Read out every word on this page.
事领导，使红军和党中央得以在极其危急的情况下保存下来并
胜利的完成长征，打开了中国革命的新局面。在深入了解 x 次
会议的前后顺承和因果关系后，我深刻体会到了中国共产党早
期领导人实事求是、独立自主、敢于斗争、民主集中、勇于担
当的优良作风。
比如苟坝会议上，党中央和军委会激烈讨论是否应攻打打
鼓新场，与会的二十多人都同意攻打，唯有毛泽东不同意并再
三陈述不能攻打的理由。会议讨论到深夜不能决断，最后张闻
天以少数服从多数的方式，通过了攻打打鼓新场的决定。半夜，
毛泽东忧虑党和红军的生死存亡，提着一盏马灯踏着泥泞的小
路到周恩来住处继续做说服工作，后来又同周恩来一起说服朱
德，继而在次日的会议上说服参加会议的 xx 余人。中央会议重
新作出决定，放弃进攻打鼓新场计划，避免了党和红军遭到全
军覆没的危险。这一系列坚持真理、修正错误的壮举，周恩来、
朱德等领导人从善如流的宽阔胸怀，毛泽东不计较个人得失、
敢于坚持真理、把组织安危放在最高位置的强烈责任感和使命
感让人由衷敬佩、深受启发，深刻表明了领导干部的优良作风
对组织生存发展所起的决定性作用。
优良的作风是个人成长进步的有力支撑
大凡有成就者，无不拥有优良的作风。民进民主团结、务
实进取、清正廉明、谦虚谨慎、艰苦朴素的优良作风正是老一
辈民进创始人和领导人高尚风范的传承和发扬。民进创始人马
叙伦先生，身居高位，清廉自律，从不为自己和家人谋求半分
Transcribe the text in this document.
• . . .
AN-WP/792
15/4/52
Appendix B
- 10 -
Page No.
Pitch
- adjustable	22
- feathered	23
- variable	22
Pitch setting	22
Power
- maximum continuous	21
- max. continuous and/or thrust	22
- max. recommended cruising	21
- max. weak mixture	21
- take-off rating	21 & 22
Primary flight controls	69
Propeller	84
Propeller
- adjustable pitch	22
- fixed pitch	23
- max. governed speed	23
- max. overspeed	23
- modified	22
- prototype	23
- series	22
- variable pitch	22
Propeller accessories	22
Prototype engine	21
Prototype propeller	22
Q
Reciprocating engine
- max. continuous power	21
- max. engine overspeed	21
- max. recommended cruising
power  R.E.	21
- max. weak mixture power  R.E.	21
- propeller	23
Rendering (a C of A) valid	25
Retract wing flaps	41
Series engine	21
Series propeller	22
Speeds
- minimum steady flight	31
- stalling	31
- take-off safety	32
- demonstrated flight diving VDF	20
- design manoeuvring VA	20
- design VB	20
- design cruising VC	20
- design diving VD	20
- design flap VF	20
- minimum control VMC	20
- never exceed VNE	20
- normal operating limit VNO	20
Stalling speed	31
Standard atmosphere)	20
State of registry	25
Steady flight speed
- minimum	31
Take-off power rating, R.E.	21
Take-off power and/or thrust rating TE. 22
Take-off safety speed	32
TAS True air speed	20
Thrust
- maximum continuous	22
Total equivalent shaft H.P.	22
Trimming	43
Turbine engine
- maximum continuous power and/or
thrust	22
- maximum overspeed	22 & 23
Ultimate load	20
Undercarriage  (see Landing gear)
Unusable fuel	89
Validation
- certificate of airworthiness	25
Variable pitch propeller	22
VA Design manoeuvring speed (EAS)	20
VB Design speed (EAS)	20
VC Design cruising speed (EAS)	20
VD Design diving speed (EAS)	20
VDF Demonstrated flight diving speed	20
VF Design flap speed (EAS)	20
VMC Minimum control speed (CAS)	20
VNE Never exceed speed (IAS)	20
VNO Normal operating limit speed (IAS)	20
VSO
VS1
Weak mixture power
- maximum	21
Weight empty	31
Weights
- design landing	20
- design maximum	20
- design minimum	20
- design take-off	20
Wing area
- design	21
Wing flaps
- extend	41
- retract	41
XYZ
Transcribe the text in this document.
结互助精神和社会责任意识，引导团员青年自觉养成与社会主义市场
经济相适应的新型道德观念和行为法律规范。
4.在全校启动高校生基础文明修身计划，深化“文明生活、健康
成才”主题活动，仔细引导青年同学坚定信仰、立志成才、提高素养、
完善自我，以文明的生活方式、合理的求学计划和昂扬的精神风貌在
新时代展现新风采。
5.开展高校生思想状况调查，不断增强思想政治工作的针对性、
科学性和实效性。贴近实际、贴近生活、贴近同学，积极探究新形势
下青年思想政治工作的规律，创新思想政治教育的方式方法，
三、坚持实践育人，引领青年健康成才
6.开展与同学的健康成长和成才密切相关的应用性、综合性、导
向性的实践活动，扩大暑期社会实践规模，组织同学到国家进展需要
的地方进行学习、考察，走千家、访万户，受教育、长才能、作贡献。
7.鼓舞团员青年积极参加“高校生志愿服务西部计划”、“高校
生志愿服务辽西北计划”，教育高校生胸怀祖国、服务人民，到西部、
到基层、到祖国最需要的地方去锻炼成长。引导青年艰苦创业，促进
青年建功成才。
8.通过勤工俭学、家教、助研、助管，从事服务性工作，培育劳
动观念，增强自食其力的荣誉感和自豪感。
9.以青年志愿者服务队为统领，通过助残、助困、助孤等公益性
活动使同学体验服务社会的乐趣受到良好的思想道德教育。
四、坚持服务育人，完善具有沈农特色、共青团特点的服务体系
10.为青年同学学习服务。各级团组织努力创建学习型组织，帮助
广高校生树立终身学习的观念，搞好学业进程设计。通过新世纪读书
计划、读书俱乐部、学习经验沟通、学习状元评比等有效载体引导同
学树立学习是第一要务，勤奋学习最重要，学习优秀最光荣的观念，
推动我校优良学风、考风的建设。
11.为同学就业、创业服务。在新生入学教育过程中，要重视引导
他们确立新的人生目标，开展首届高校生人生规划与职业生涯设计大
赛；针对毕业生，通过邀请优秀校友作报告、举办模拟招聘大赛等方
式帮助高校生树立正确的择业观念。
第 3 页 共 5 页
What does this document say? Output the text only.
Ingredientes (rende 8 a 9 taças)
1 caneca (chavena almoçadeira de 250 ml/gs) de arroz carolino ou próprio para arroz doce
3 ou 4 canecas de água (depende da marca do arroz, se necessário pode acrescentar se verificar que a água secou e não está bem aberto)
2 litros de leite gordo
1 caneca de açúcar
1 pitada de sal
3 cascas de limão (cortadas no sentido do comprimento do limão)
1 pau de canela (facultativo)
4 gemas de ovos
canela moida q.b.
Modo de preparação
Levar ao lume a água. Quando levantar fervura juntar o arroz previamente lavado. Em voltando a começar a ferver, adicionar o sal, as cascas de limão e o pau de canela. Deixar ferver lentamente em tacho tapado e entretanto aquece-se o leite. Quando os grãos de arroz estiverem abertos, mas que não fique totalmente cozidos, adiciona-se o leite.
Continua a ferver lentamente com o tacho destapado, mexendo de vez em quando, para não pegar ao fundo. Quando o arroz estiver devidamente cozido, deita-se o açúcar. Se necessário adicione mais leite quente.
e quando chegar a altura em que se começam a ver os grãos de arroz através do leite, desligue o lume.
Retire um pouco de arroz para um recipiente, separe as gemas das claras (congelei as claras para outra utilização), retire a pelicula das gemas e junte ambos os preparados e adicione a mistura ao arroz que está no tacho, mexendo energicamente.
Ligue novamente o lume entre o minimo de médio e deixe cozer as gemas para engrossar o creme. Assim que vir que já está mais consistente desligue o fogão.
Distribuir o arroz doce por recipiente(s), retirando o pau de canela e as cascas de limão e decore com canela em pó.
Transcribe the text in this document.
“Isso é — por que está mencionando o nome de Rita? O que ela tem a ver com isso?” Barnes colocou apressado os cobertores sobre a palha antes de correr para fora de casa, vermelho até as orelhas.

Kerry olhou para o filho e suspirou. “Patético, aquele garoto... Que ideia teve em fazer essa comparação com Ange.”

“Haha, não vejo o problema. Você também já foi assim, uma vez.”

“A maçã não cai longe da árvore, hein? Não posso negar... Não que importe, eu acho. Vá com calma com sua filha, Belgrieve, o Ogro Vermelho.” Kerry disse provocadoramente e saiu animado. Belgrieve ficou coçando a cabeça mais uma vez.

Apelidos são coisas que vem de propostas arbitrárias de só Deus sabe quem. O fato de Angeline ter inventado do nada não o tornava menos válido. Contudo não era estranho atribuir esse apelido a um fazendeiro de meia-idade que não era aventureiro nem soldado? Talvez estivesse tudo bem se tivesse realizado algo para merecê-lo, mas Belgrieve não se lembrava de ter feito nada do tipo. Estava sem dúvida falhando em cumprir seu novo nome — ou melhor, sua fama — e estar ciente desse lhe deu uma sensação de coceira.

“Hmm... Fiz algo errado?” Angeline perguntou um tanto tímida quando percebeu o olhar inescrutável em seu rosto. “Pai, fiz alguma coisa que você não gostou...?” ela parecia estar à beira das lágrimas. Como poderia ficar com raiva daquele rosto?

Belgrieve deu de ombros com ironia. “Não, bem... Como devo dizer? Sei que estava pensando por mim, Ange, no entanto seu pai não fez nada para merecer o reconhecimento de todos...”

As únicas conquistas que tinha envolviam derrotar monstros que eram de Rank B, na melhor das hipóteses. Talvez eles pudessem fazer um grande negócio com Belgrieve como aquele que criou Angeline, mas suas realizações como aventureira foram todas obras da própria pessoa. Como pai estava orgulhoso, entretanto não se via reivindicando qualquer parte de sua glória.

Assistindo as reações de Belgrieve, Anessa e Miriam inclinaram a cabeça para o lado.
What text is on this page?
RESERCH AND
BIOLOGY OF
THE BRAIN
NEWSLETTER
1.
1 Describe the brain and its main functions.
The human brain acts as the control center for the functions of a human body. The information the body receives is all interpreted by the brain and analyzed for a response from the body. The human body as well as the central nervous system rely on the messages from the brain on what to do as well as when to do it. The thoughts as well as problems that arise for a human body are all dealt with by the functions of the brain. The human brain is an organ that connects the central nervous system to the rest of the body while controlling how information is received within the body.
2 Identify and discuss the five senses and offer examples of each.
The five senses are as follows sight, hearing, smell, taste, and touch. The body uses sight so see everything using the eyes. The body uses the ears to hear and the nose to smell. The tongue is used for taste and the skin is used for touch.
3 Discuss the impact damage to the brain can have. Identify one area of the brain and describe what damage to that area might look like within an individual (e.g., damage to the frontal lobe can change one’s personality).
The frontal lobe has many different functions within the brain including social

========================

• [Problem statement]: Reproduce the lines word for word, starting at the one holding "What text is on this page?" and ending at the final line of the material above.

• [Answer to the task]:
What text is on this page?
RESERCH AND
BIOLOGY OF
THE BRAIN
NEWSLETTER
1.
1 Describe the brain and its main functions.
The human brain acts as the control center for the functions of a human body. The information the body receives is all interpreted by the brain and analyzed for a response from the body. The human body as well as the central nervous system rely on the messages from the brain on what to do as well as when to do it. The thoughts as well as problems that arise for a human body are all dealt with by the functions of the brain. The human brain is an organ that connects the central nervous system to the rest of the body while controlling how information is received within the body.
2 Identify and discuss the five senses and offer examples of each.
The five senses are as follows sight, hearing, smell, taste, and touch. The body uses sight so see everything using the eyes. The body uses the ears to hear and the nose to smell. The tongue is used for taste and the skin is used for touch.
3 Discuss the impact damage to the brain can have. Identify one area of the brain and describe what damage to that area might look like within an individual (e.g., damage to the frontal lobe can change one’s personality).
The frontal lobe has many different functions within the brain including social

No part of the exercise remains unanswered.